-- begin SUPPLIED MATERIAL --

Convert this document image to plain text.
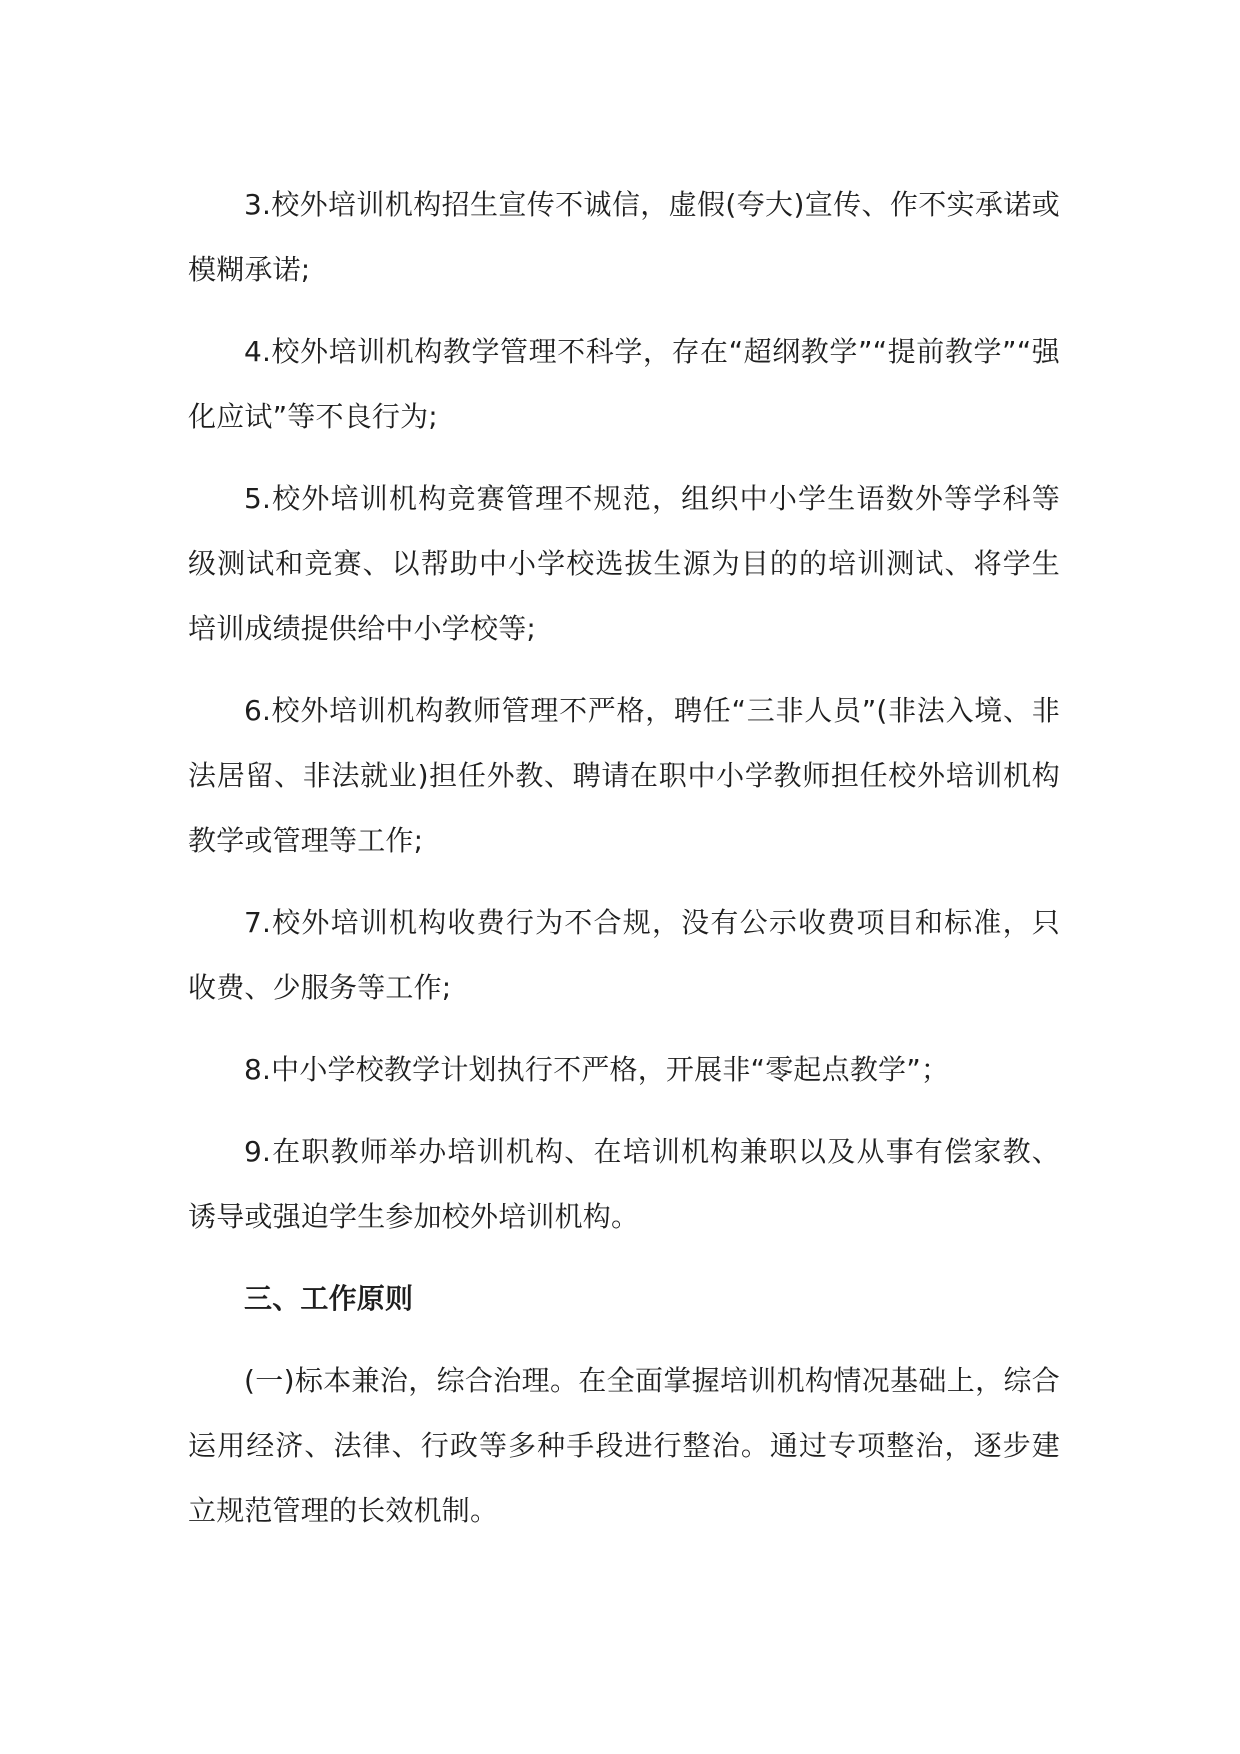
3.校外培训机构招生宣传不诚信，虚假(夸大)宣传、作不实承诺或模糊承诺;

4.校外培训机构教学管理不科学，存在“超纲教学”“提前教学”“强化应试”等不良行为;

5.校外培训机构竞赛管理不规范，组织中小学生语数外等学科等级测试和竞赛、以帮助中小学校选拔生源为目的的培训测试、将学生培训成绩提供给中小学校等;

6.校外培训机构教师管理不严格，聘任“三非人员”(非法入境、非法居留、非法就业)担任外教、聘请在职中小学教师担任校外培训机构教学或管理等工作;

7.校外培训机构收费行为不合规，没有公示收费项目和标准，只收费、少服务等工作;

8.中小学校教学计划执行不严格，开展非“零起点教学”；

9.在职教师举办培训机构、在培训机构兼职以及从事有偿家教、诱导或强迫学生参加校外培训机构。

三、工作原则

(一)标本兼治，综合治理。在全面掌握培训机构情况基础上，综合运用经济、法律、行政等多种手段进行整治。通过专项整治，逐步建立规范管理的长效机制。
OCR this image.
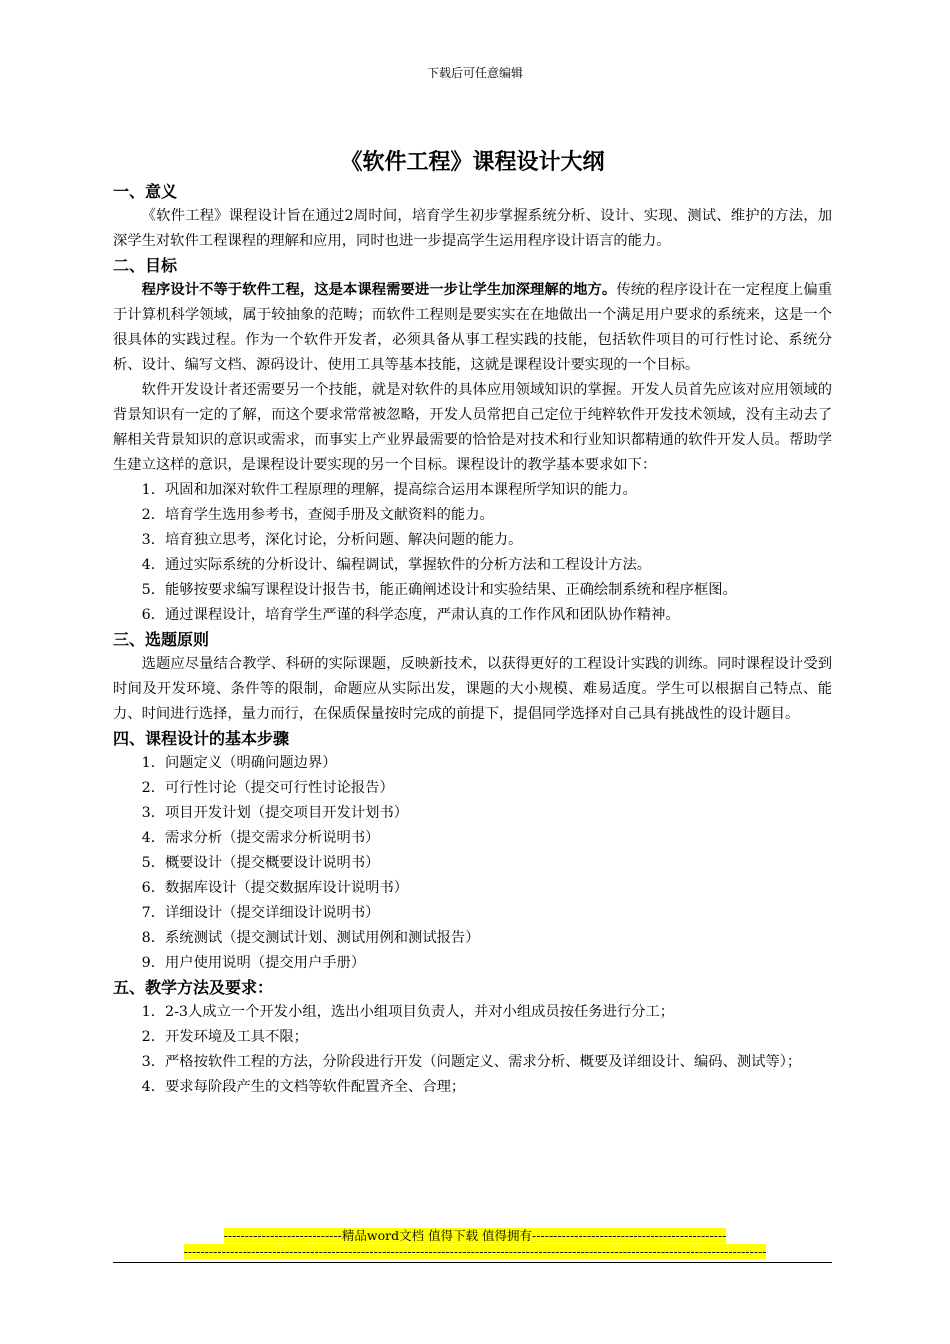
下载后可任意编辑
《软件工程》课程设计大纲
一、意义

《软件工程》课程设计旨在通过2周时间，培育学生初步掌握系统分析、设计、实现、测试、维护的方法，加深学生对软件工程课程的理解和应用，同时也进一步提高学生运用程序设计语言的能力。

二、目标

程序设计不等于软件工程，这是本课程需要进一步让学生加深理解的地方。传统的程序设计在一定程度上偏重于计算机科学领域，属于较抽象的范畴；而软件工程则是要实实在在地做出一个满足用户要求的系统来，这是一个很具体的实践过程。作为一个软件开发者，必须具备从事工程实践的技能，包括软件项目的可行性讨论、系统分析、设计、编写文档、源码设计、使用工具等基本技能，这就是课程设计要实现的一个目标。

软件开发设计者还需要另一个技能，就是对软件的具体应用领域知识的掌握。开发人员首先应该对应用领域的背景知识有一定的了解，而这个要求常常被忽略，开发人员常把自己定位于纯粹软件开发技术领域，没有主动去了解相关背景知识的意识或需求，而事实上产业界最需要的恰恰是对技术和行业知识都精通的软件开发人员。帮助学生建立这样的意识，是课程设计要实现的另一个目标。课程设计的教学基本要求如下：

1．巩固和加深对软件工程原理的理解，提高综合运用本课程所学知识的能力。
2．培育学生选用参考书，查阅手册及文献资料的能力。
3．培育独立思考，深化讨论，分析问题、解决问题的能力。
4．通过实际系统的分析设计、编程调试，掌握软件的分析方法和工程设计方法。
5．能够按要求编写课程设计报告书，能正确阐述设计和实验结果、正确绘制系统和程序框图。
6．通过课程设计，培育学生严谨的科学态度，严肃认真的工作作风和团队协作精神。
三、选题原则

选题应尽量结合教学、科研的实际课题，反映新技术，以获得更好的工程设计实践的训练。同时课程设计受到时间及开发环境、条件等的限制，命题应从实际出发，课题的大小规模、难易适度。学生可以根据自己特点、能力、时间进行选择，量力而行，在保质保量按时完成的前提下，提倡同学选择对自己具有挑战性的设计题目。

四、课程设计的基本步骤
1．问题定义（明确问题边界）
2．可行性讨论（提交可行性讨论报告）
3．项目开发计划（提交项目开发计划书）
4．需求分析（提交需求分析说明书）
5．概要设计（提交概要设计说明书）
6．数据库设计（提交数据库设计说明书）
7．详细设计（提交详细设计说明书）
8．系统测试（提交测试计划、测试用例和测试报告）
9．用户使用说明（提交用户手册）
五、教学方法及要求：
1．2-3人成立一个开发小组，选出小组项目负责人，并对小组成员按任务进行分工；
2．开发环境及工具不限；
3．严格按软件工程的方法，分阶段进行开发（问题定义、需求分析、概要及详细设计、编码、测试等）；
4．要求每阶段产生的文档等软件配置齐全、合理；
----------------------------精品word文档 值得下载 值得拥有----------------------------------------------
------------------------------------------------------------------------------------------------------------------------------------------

-- end SUPPLIED MATERIAL --

> SET EXERCISE:
Filter lines by "this" and return each hit.

> COMPLETE ANSWER:
Convert this document image to plain text.
OCR this image.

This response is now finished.